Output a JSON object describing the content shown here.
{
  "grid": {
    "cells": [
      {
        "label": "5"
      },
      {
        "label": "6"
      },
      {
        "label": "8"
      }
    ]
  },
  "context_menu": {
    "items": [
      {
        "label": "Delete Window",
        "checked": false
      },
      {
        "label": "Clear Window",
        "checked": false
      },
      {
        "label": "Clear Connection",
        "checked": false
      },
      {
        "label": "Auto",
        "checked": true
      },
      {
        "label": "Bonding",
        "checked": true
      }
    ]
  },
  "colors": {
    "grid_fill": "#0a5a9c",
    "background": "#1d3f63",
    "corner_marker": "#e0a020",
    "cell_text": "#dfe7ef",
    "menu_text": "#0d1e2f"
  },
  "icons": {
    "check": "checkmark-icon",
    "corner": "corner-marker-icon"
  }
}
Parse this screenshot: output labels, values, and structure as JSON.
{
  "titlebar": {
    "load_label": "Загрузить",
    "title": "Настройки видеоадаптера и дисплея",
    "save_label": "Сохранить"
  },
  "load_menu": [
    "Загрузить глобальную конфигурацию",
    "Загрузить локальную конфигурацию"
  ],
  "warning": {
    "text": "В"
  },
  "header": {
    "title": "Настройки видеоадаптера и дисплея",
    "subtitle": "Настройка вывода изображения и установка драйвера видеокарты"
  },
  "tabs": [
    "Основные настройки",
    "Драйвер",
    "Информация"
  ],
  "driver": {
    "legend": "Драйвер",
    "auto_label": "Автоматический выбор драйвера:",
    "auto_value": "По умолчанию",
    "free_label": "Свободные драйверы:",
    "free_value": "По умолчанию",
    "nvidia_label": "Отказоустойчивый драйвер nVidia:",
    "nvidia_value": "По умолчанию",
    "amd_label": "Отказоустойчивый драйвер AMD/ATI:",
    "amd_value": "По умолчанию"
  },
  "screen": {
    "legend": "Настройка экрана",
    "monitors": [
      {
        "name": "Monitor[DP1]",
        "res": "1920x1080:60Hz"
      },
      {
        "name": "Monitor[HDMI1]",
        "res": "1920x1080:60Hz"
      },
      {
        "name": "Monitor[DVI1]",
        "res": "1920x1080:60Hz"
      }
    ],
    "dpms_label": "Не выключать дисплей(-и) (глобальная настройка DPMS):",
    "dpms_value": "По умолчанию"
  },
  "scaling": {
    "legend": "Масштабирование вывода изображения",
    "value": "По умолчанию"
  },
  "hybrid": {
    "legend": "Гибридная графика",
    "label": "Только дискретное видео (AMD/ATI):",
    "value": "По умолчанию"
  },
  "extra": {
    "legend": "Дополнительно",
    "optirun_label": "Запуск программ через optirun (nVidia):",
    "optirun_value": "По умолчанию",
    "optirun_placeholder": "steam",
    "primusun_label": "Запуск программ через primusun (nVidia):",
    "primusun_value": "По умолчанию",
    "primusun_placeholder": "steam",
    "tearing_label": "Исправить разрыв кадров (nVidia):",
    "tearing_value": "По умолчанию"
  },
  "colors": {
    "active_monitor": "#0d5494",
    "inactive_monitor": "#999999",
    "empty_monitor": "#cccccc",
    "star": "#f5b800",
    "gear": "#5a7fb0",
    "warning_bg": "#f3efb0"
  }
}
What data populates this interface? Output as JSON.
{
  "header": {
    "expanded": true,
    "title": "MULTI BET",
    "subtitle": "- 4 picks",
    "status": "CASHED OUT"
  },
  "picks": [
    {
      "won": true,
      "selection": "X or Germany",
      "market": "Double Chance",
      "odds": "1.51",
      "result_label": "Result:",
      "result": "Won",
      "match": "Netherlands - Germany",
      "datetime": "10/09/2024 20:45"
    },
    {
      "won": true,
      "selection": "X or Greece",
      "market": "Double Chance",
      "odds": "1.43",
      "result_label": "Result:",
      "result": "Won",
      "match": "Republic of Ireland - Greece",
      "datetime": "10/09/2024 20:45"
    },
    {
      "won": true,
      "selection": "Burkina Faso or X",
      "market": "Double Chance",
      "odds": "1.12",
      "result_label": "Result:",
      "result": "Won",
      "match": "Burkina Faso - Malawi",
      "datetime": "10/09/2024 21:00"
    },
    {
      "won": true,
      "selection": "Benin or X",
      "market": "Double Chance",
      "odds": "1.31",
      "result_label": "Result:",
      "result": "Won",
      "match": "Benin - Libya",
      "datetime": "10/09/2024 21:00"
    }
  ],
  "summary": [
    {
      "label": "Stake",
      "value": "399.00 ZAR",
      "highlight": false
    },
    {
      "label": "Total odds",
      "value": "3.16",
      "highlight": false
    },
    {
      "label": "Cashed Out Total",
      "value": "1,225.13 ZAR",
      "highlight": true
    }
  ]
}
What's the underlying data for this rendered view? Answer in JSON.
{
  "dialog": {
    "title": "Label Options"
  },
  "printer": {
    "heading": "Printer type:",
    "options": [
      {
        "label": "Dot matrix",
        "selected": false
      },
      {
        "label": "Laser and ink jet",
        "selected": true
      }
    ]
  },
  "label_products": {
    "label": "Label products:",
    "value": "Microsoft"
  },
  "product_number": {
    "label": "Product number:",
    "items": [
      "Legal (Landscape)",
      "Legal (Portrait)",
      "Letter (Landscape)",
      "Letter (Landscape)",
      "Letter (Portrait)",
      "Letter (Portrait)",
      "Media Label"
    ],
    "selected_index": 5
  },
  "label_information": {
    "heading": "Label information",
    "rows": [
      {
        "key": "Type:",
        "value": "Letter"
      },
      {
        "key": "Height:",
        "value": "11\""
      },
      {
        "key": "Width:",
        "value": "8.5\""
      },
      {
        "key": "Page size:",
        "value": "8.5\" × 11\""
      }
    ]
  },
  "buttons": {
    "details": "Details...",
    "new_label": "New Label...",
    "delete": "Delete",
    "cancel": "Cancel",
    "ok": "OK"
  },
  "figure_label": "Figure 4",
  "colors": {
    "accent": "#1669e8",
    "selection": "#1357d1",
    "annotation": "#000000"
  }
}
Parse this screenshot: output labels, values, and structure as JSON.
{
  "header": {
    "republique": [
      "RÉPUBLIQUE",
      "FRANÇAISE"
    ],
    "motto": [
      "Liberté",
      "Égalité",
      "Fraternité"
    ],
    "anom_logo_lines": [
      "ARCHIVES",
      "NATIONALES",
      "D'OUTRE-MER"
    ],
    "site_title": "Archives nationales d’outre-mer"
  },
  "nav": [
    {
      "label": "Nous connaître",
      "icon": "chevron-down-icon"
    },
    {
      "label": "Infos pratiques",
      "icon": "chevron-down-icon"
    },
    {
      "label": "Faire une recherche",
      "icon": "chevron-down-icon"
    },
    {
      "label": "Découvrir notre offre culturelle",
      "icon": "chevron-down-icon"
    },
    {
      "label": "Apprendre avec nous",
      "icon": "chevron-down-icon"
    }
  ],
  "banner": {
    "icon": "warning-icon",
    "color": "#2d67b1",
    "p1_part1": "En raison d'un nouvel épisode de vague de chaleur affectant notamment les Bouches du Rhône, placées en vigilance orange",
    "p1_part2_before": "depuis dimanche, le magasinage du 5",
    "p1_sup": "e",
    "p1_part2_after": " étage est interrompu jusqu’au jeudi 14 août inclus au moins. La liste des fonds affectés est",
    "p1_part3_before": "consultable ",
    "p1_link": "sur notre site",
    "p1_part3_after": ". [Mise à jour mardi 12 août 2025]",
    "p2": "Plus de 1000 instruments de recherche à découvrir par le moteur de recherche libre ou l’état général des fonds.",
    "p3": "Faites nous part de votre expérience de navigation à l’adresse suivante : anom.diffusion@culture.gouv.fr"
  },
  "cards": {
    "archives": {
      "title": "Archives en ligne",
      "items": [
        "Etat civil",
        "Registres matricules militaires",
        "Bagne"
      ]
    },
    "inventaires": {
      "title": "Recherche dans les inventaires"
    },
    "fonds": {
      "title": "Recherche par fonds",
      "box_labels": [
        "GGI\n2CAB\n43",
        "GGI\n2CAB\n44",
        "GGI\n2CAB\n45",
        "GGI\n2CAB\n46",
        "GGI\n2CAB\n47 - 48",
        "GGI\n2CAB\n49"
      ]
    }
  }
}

--------------------------------------------------

= Problem =
Gather each line holding the string "selection".

= Answer for the task =
      "selection": "X or Germany",
      "selection": "X or Greece",
      "selection": "Burkina Faso or X",
      "selection": "Benin or X",
    "selection": "#1357d1",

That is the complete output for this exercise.